>> start Record extracts

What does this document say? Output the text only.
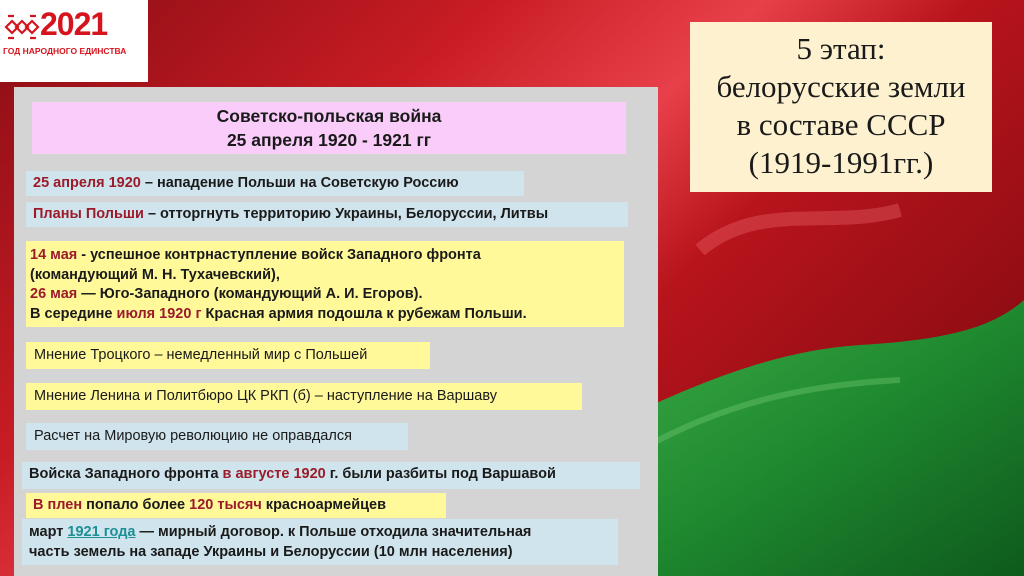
2021
ГОД НАРОДНОГО ЕДИНСТВА	5 этап:
белорусские земли
в составе СССР
(1919-1991гг.)
Советско-польская война
25 апреля 1920 - 1921 гг
25 апреля 1920 – нападение Польши на Советскую Россию
Планы Польши – отторгнуть территорию Украины, Белоруссии, Литвы
14 мая - успешное контрнаступление войск Западного фронта
(командующий М. Н. Тухачевский),
26 мая — Юго-Западного (командующий А. И. Егоров).
В середине июля 1920 г Красная армия подошла к рубежам Польши.
Мнение Троцкого – немедленный мир с Польшей
Мнение Ленина и Политбюро ЦК РКП (б) – наступление на Варшаву
Расчет на Мировую революцию не оправдался
Войска Западного фронта в августе 1920 г. были разбиты под Варшавой
В плен попало более 120 тысяч красноармейцев
март 1921 года — мирный договор. к Польше отходила значительная
часть земель на западе Украины и Белоруссии (10 млн населения)
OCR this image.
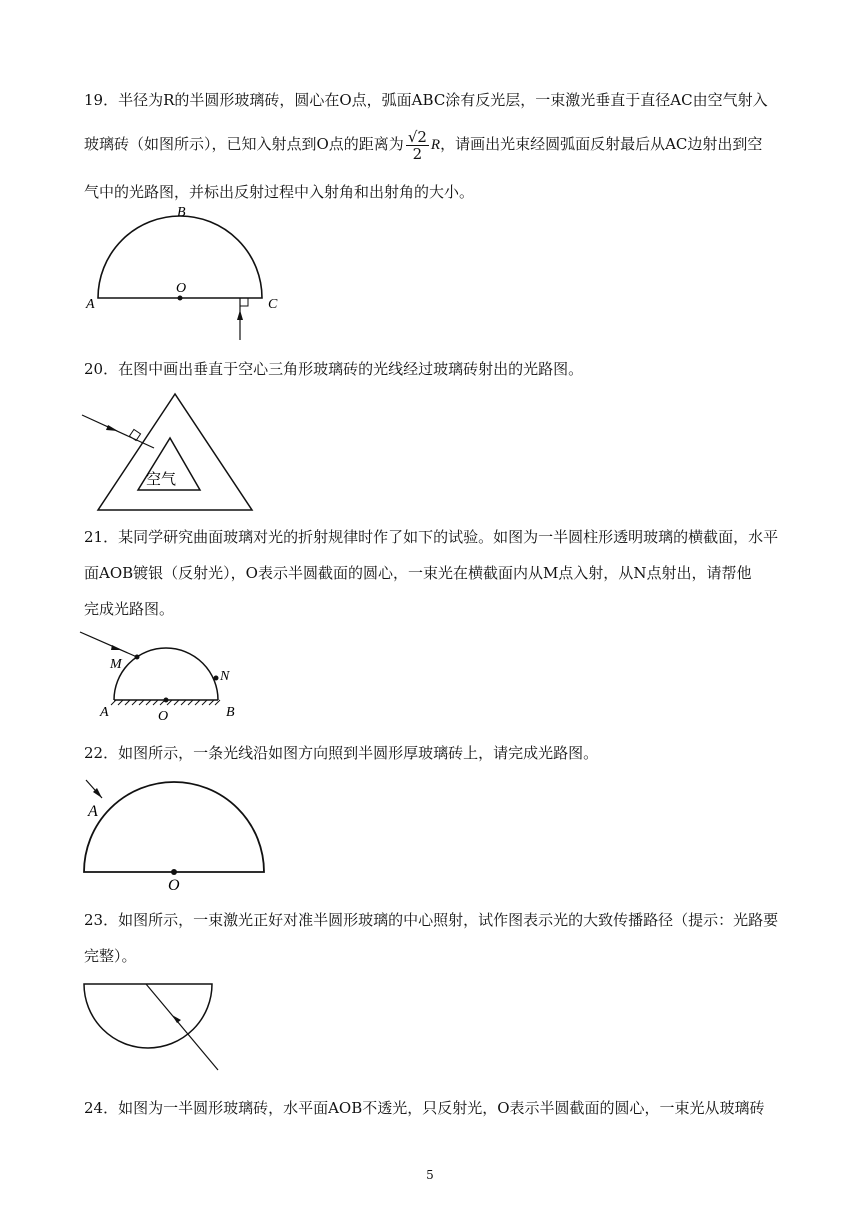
19．半径为R的半圆形玻璃砖，圆心在O点，弧面ABC涂有反光层，一束激光垂直于直径AC由空气射入
玻璃砖（如图所示），已知入射点到O点的距离为 $\frac{√2}{2}$ R，请画出光束经圆弧面反射最后从AC边射出到空
气中的光路图，并标出反射过程中入射角和出射角的大小。
A
B
C
O
20．在图中画出垂直于空心三角形玻璃砖的光线经过玻璃砖射出的光路图。
空气
21．某同学研究曲面玻璃对光的折射规律时作了如下的试验。如图为一半圆柱形透明玻璃的横截面，水平
面AOB镀银（反射光），O表示半圆截面的圆心，一束光在横截面内从M点入射，从N点射出，请帮他
完成光路图。
M
N
A	O	B
22．如图所示，一条光线沿如图方向照到半圆形厚玻璃砖上，请完成光路图。
A
O
23．如图所示，一束激光正好对准半圆形玻璃的中心照射，试作图表示光的大致传播路径（提示：光路要
完整）。
24．如图为一半圆形玻璃砖，水平面AOB不透光，只反射光，O表示半圆截面的圆心，一束光从玻璃砖
5
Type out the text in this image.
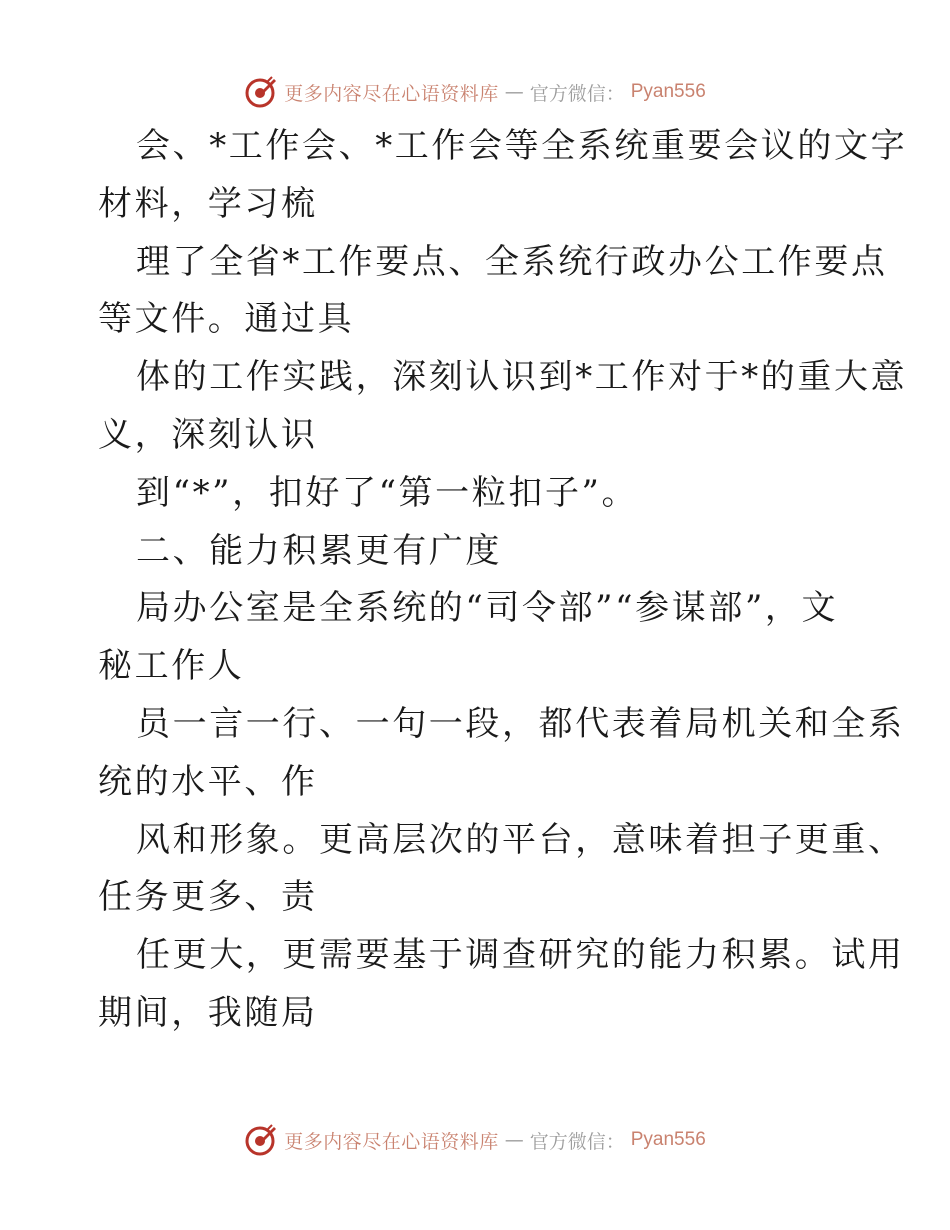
更多内容尽在心语资料库 — 官方微信： Pyan556

会、*工作会、*工作会等全系统重要会议的文字

材料，学习梳

理了全省*工作要点、全系统行政办公工作要点

等文件。通过具

体的工作实践，深刻认识到*工作对于*的重大意

义，深刻认识

到“*”，扣好了“第一粒扣子”。

二、能力积累更有广度

局办公室是全系统的“司令部”“参谋部”，文

秘工作人

员一言一行、一句一段，都代表着局机关和全系

统的水平、作

风和形象。更高层次的平台，意味着担子更重、

任务更多、责

任更大，更需要基于调查研究的能力积累。试用

期间，我随局

更多内容尽在心语资料库 — 官方微信： Pyan556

>> end Record extracts

* [Instruction] Please write out the material from the line containing "OCR this image." to its final line, both inclusive, exactly as it appears; pictures are not part of the copy.

* [Worked answer]
OCR this image.
19．半径为R的半圆形玻璃砖，圆心在O点，弧面ABC涂有反光层，一束激光垂直于直径AC由空气射入
玻璃砖（如图所示），已知入射点到O点的距离为 $\frac{√2}{2}$ R，请画出光束经圆弧面反射最后从AC边射出到空
气中的光路图，并标出反射过程中入射角和出射角的大小。
A
B
C
O
20．在图中画出垂直于空心三角形玻璃砖的光线经过玻璃砖射出的光路图。
空气
21．某同学研究曲面玻璃对光的折射规律时作了如下的试验。如图为一半圆柱形透明玻璃的横截面，水平
面AOB镀银（反射光），O表示半圆截面的圆心，一束光在横截面内从M点入射，从N点射出，请帮他
完成光路图。
M
N
A	O	B
22．如图所示，一条光线沿如图方向照到半圆形厚玻璃砖上，请完成光路图。
A
O
23．如图所示，一束激光正好对准半圆形玻璃的中心照射，试作图表示光的大致传播路径（提示：光路要
完整）。
24．如图为一半圆形玻璃砖，水平面AOB不透光，只反射光，O表示半圆截面的圆心，一束光从玻璃砖
5
Type out the text in this image.
更多内容尽在心语资料库 — 官方微信： Pyan556

会、*工作会、*工作会等全系统重要会议的文字

材料，学习梳

理了全省*工作要点、全系统行政办公工作要点

等文件。通过具

体的工作实践，深刻认识到*工作对于*的重大意

义，深刻认识

到“*”，扣好了“第一粒扣子”。

二、能力积累更有广度

局办公室是全系统的“司令部”“参谋部”，文

秘工作人

员一言一行、一句一段，都代表着局机关和全系

统的水平、作

风和形象。更高层次的平台，意味着担子更重、

任务更多、责

任更大，更需要基于调查研究的能力积累。试用

期间，我随局

更多内容尽在心语资料库 — 官方微信： Pyan556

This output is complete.